Exercise directions
From the listing below, extract each entry exactly as written, minus the images.

— start Given information —

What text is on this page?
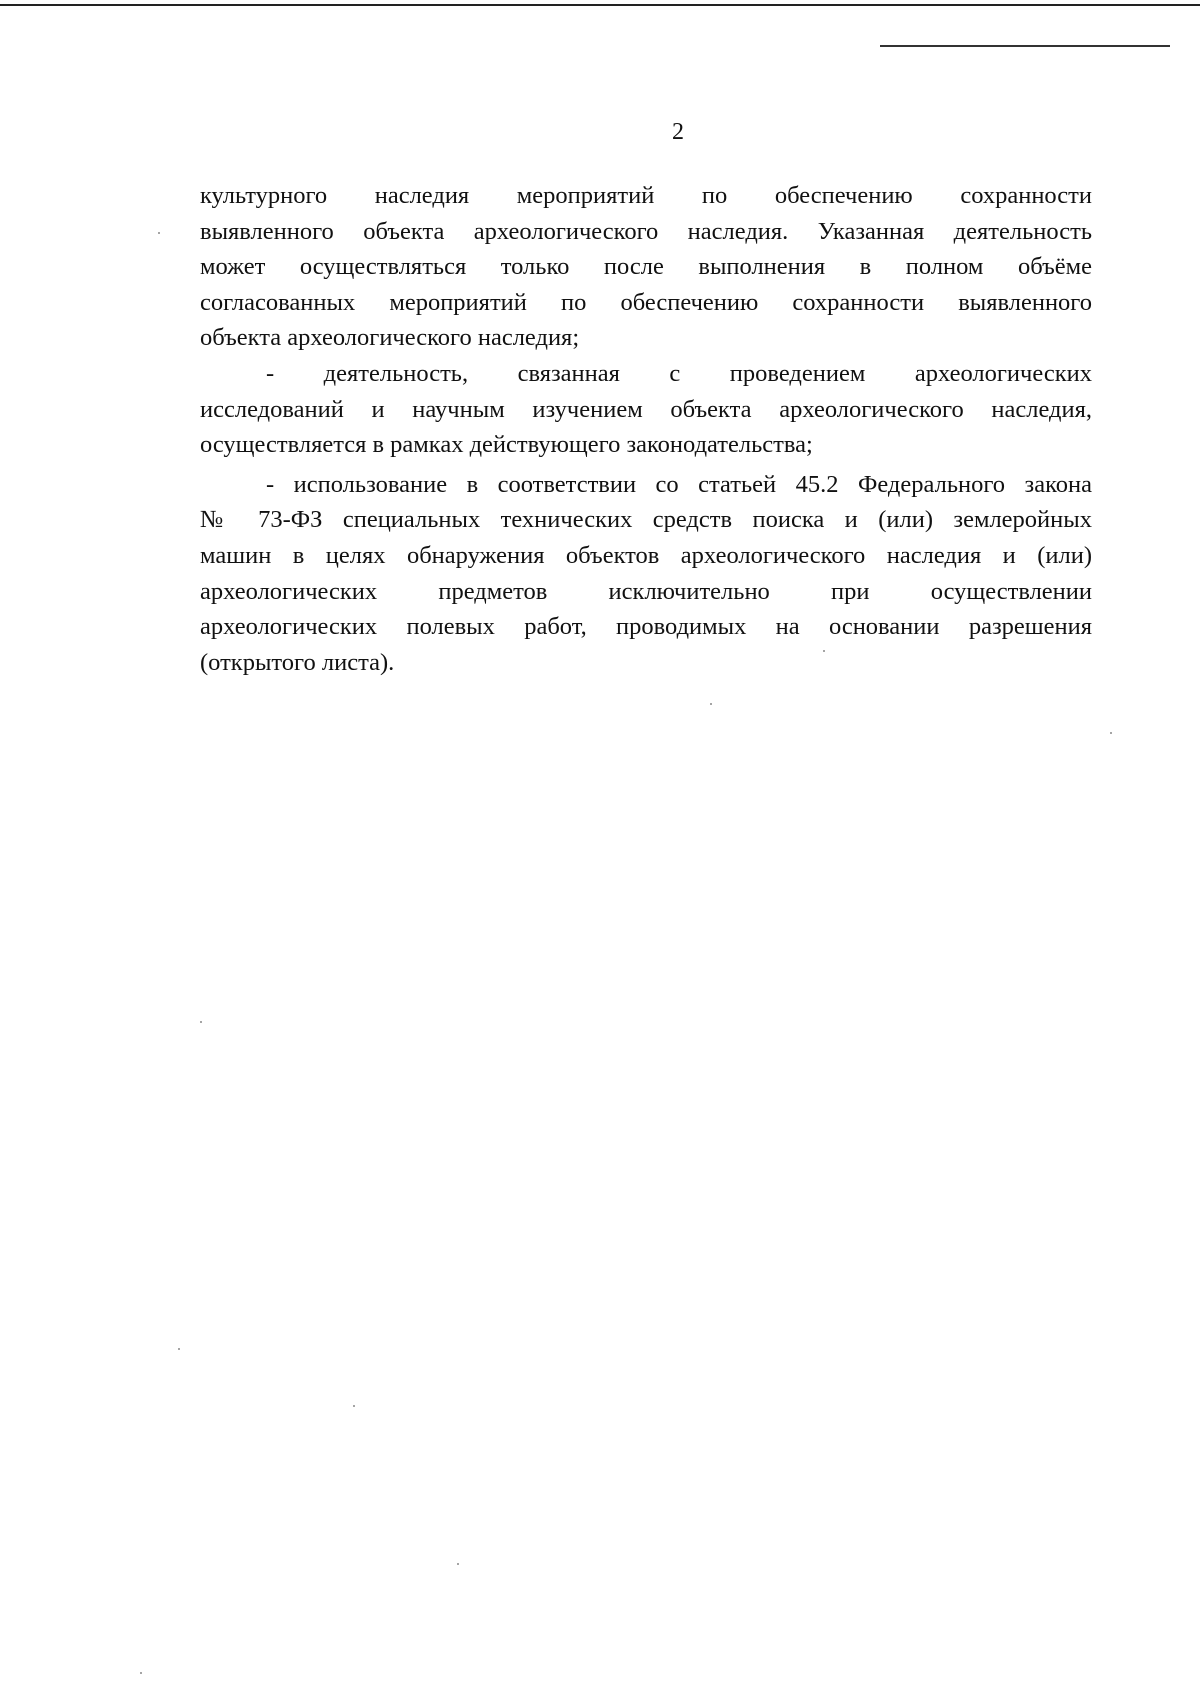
2

культурного наследия мероприятий по обеспечению сохранности
выявленного объекта археологического наследия. Указанная деятельность
может осуществляться только после выполнения в полном объёме
согласованных мероприятий по обеспечению сохранности выявленного
объекта археологического наследия;

- деятельность, связанная с проведением археологических
исследований и научным изучением объекта археологического наследия,
осуществляется в рамках действующего законодательства;

- использование в соответствии со статьей 45.2 Федерального закона
№ 73-ФЗ специальных технических средств поиска и (или) землеройных
машин в целях обнаружения объектов археологического наследия и (или)
археологических предметов исключительно при осуществлении
археологических полевых работ, проводимых на основании разрешения
(открытого листа).
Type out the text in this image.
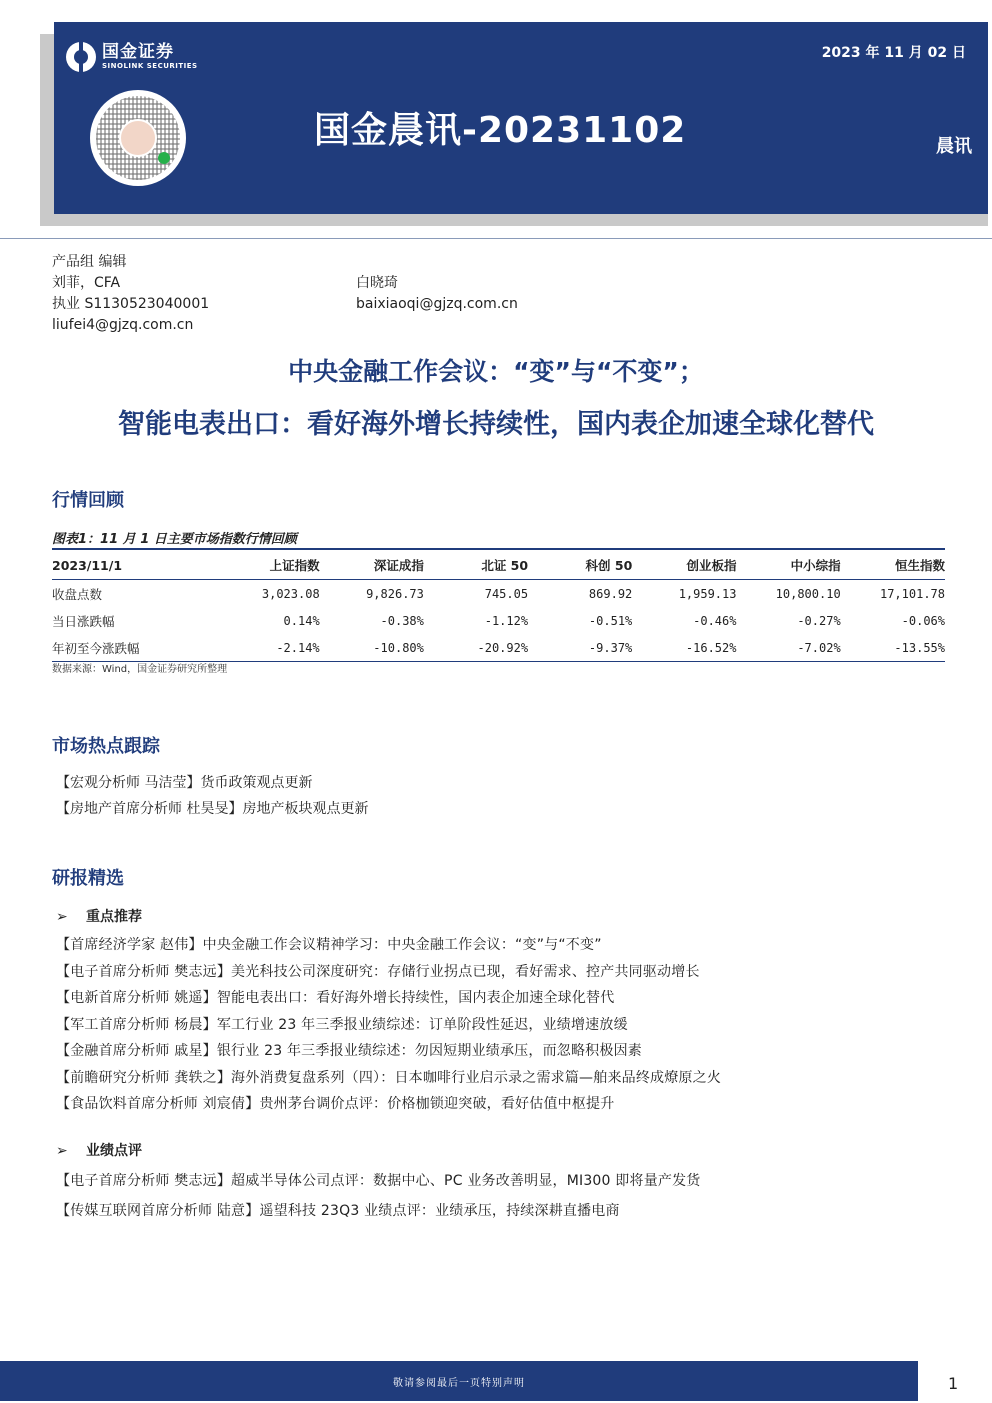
国金证券
SINOLINK SECURITIES
2023 年 11 月 02 日
国金晨讯-20231102	晨讯
产品组 编辑
刘菲，CFA
执业 S1130523040001
liufei4@gjzq.com.cn
白晓琦
baixiaoqi@gjzq.com.cn
中央金融工作会议：“变”与“不变”；
智能电表出口：看好海外增长持续性，国内表企加速全球化替代
行情回顾
图表1：11 月 1 日主要市场指数行情回顾
2023/11/1	上证指数	深证成指	北证 50	科创 50	创业板指	中小综指	恒生指数
收盘点数	3,023.08	9,826.73	745.05	869.92	1,959.13	10,800.10	17,101.78
当日涨跌幅	0.14%	-0.38%	-1.12%	-0.51%	-0.46%	-0.27%	-0.06%
年初至今涨跌幅	-2.14%	-10.80%	-20.92%	-9.37%	-16.52%	-7.02%	-13.55%
数据来源：Wind，国金证券研究所整理
市场热点跟踪
【宏观分析师 马洁莹】货币政策观点更新
【房地产首席分析师 杜昊旻】房地产板块观点更新
研报精选
➢ 重点推荐
【首席经济学家 赵伟】中央金融工作会议精神学习：中央金融工作会议：“变”与“不变”
【电子首席分析师 樊志远】美光科技公司深度研究：存储行业拐点已现，看好需求、控产共同驱动增长
【电新首席分析师 姚遥】智能电表出口：看好海外增长持续性，国内表企加速全球化替代
【军工首席分析师 杨晨】军工行业 23 年三季报业绩综述：订单阶段性延迟，业绩增速放缓
【金融首席分析师 戚星】银行业 23 年三季报业绩综述：勿因短期业绩承压，而忽略积极因素
【前瞻研究分析师 龚轶之】海外消费复盘系列（四）：日本咖啡行业启示录之需求篇—舶来品终成燎原之火
【食品饮料首席分析师 刘宸倩】贵州茅台调价点评：价格枷锁迎突破，看好估值中枢提升
➢ 业绩点评
【电子首席分析师 樊志远】超威半导体公司点评：数据中心、PC 业务改善明显，MI300 即将量产发货
【传媒互联网首席分析师 陆意】遥望科技 23Q3 业绩点评：业绩承压，持续深耕直播电商
敬请参阅最后一页特别声明	1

— end Given information —

Response below
What text is on this page?
2

культурного наследия мероприятий по обеспечению сохранности
выявленного объекта археологического наследия. Указанная деятельность
может осуществляться только после выполнения в полном объёме
согласованных мероприятий по обеспечению сохранности выявленного
объекта археологического наследия;

- деятельность, связанная с проведением археологических
исследований и научным изучением объекта археологического наследия,
осуществляется в рамках действующего законодательства;

- использование в соответствии со статьей 45.2 Федерального закона
№ 73-ФЗ специальных технических средств поиска и (или) землеройных
машин в целях обнаружения объектов археологического наследия и (или)
археологических предметов исключительно при осуществлении
археологических полевых работ, проводимых на основании разрешения
(открытого листа).
Type out the text in this image.
国金证券
SINOLINK SECURITIES
2023 年 11 月 02 日
国金晨讯-20231102	晨讯
产品组 编辑
刘菲，CFA
执业 S1130523040001
liufei4@gjzq.com.cn
白晓琦
baixiaoqi@gjzq.com.cn
中央金融工作会议：“变”与“不变”；
智能电表出口：看好海外增长持续性，国内表企加速全球化替代
行情回顾
图表1：11 月 1 日主要市场指数行情回顾
2023/11/1	上证指数	深证成指	北证 50	科创 50	创业板指	中小综指	恒生指数
收盘点数	3,023.08	9,826.73	745.05	869.92	1,959.13	10,800.10	17,101.78
当日涨跌幅	0.14%	-0.38%	-1.12%	-0.51%	-0.46%	-0.27%	-0.06%
年初至今涨跌幅	-2.14%	-10.80%	-20.92%	-9.37%	-16.52%	-7.02%	-13.55%
数据来源：Wind，国金证券研究所整理
市场热点跟踪
【宏观分析师 马洁莹】货币政策观点更新
【房地产首席分析师 杜昊旻】房地产板块观点更新
研报精选
➢ 重点推荐
【首席经济学家 赵伟】中央金融工作会议精神学习：中央金融工作会议：“变”与“不变”
【电子首席分析师 樊志远】美光科技公司深度研究：存储行业拐点已现，看好需求、控产共同驱动增长
【电新首席分析师 姚遥】智能电表出口：看好海外增长持续性，国内表企加速全球化替代
【军工首席分析师 杨晨】军工行业 23 年三季报业绩综述：订单阶段性延迟，业绩增速放缓
【金融首席分析师 戚星】银行业 23 年三季报业绩综述：勿因短期业绩承压，而忽略积极因素
【前瞻研究分析师 龚轶之】海外消费复盘系列（四）：日本咖啡行业启示录之需求篇—舶来品终成燎原之火
【食品饮料首席分析师 刘宸倩】贵州茅台调价点评：价格枷锁迎突破，看好估值中枢提升
➢ 业绩点评
【电子首席分析师 樊志远】超威半导体公司点评：数据中心、PC 业务改善明显，MI300 即将量产发货
【传媒互联网首席分析师 陆意】遥望科技 23Q3 业绩点评：业绩承压，持续深耕直播电商
敬请参阅最后一页特别声明	1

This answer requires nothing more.